**Instructions for the task:** Extract every line that contains the string "даже".

[Records contained in a dataset]
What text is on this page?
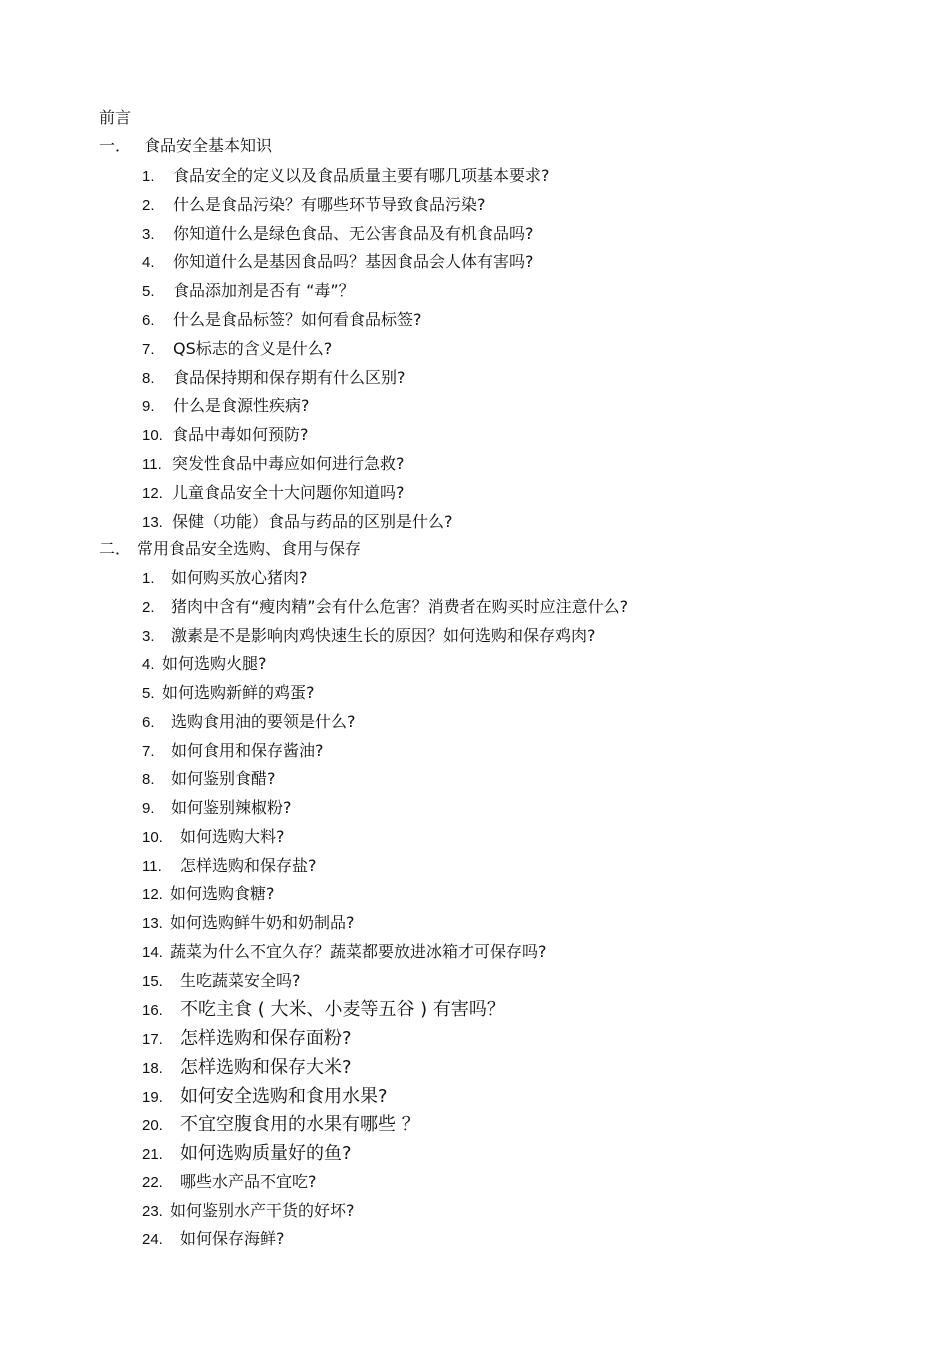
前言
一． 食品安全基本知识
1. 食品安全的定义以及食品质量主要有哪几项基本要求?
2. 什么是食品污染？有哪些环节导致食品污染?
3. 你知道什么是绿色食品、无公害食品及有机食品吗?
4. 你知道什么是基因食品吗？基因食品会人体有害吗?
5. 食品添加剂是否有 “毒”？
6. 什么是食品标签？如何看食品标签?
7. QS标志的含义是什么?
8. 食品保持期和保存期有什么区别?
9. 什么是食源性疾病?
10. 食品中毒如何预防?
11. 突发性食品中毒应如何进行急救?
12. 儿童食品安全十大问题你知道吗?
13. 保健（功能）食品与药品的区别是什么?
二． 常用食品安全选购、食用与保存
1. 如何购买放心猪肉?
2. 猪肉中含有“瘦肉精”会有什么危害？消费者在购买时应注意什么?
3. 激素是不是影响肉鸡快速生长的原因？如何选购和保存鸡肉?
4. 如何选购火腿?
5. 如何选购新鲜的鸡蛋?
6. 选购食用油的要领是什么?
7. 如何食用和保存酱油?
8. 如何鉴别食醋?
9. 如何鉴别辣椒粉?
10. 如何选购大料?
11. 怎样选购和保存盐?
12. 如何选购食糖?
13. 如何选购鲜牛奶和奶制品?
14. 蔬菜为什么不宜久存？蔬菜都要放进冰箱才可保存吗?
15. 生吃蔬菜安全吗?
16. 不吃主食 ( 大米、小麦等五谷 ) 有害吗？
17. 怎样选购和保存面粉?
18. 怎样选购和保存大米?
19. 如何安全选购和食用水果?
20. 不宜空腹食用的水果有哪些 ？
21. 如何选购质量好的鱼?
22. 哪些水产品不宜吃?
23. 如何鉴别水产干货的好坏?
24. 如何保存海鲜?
--
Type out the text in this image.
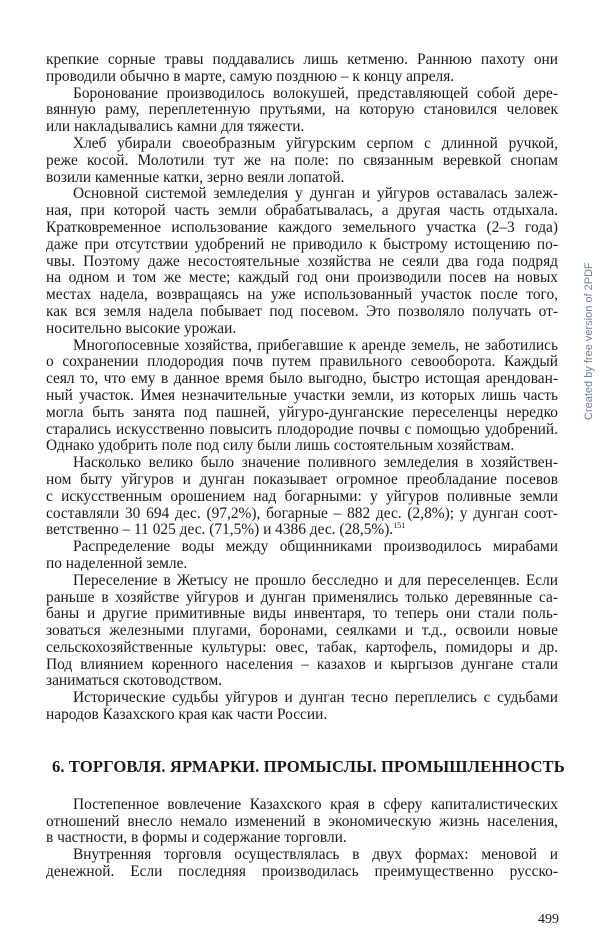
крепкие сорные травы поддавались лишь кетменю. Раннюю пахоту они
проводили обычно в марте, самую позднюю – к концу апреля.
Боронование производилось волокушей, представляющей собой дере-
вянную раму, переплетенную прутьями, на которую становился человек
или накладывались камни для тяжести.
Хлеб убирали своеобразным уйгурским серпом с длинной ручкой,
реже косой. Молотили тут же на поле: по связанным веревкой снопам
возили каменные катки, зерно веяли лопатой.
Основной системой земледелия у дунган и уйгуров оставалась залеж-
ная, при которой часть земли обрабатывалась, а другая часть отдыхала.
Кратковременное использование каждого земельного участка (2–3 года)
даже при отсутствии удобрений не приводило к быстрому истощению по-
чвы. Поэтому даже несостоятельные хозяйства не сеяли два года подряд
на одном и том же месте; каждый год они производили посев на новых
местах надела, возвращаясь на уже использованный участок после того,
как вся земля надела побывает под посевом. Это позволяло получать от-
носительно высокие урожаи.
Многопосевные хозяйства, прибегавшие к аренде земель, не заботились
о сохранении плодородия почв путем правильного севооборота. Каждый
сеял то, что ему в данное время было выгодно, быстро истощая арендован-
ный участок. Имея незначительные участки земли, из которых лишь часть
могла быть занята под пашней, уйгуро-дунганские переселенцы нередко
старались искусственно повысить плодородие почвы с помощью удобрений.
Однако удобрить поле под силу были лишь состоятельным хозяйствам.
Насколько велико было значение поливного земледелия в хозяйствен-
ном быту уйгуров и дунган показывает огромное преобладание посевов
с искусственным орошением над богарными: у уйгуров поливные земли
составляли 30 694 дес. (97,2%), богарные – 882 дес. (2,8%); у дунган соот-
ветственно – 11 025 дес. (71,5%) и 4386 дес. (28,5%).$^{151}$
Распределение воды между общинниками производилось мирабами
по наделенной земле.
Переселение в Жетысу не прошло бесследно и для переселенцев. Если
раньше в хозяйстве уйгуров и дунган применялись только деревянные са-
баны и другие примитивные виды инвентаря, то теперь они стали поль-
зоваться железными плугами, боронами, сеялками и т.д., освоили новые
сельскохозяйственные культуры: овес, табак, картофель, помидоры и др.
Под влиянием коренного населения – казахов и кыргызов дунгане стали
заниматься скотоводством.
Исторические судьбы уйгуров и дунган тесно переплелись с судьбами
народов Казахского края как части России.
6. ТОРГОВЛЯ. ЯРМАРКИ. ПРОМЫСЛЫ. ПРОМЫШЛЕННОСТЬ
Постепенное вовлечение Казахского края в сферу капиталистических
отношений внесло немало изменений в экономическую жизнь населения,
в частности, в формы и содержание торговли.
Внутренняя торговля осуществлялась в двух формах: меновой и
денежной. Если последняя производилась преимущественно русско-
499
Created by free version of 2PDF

**The answer:**
даже при отсутствии удобрений не приводило к быстрому истощению по-
чвы. Поэтому даже несостоятельные хозяйства не сеяли два года подряд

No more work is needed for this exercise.